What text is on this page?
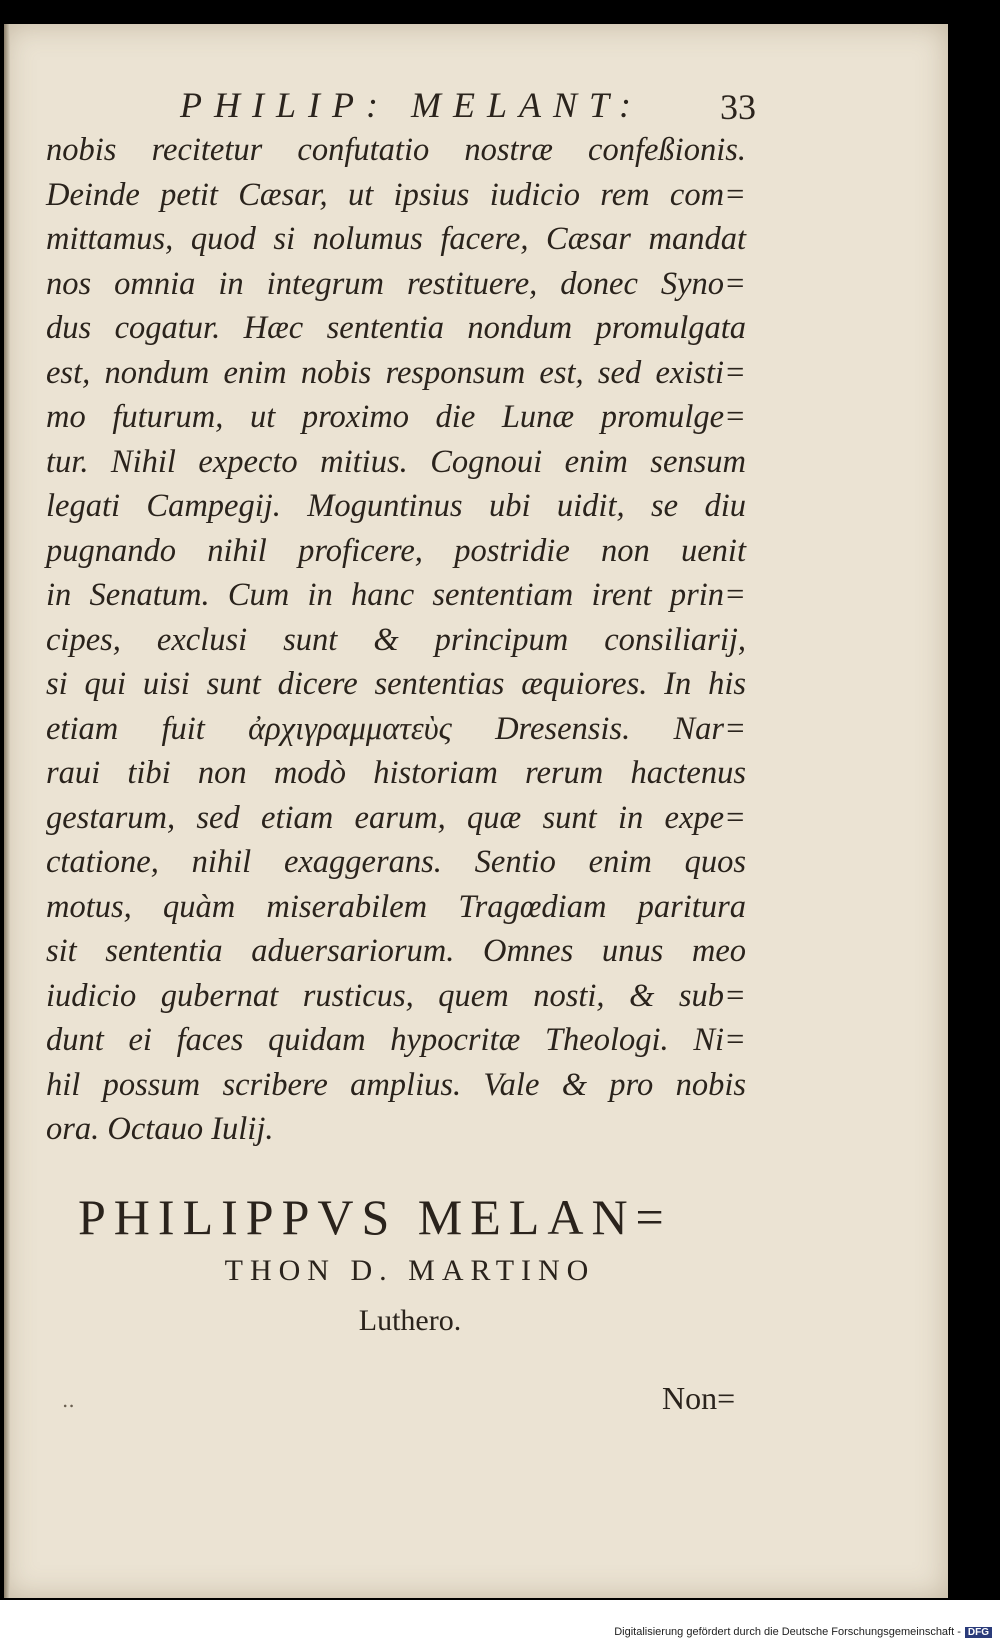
PHILIP: MELANT: 33
nobis recitetur confutatio nostræ confeßionis.
Deinde petit Cæsar, ut ipsius iudicio rem com=
mittamus, quod si nolumus facere, Cæsar mandat
nos omnia in integrum restituere, donec Syno=
dus cogatur. Hæc sententia nondum promulgata
est, nondum enim nobis responsum est, sed existi=
mo futurum, ut proximo die Lunæ promulge=
tur. Nihil expecto mitius. Cognoui enim sensum
legati Campegij. Moguntinus ubi uidit, se diu
pugnando nihil proficere, postridie non uenit
in Senatum. Cum in hanc sententiam irent prin=
cipes, exclusi sunt & principum consiliarij,
si qui uisi sunt dicere sententias æquiores. In his
etiam fuit ἀρχιγραμματεὺς Dresensis. Nar=
raui tibi non modò historiam rerum hactenus
gestarum, sed etiam earum, quæ sunt in expe=
ctatione, nihil exaggerans. Sentio enim quos
motus, quàm miserabilem Tragœdiam paritura
sit sententia aduersariorum. Omnes unus meo
iudicio gubernat rusticus, quem nosti, & sub=
dunt ei faces quidam hypocritæ Theologi. Ni=
hil possum scribere amplius. Vale & pro nobis
ora. Octauo Iulij.
PHILIPPVS MELAN=
THON D. MARTINO
Luthero.
..	Non=
Digitalisierung gefördert durch die Deutsche Forschungsgemeinschaft - DFG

********

**TASK OBJECTIVE**
Your copy of the data should match it exactly, except that pictures are left out.

**SOLUTION TO THE PROBLEM**
What text is on this page?
PHILIP: MELANT: 33
nobis recitetur confutatio nostræ confeßionis.
Deinde petit Cæsar, ut ipsius iudicio rem com=
mittamus, quod si nolumus facere, Cæsar mandat
nos omnia in integrum restituere, donec Syno=
dus cogatur. Hæc sententia nondum promulgata
est, nondum enim nobis responsum est, sed existi=
mo futurum, ut proximo die Lunæ promulge=
tur. Nihil expecto mitius. Cognoui enim sensum
legati Campegij. Moguntinus ubi uidit, se diu
pugnando nihil proficere, postridie non uenit
in Senatum. Cum in hanc sententiam irent prin=
cipes, exclusi sunt & principum consiliarij,
si qui uisi sunt dicere sententias æquiores. In his
etiam fuit ἀρχιγραμματεὺς Dresensis. Nar=
raui tibi non modò historiam rerum hactenus
gestarum, sed etiam earum, quæ sunt in expe=
ctatione, nihil exaggerans. Sentio enim quos
motus, quàm miserabilem Tragœdiam paritura
sit sententia aduersariorum. Omnes unus meo
iudicio gubernat rusticus, quem nosti, & sub=
dunt ei faces quidam hypocritæ Theologi. Ni=
hil possum scribere amplius. Vale & pro nobis
ora. Octauo Iulij.
PHILIPPVS MELAN=
THON D. MARTINO
Luthero.
..	Non=
Digitalisierung gefördert durch die Deutsche Forschungsgemeinschaft - DFG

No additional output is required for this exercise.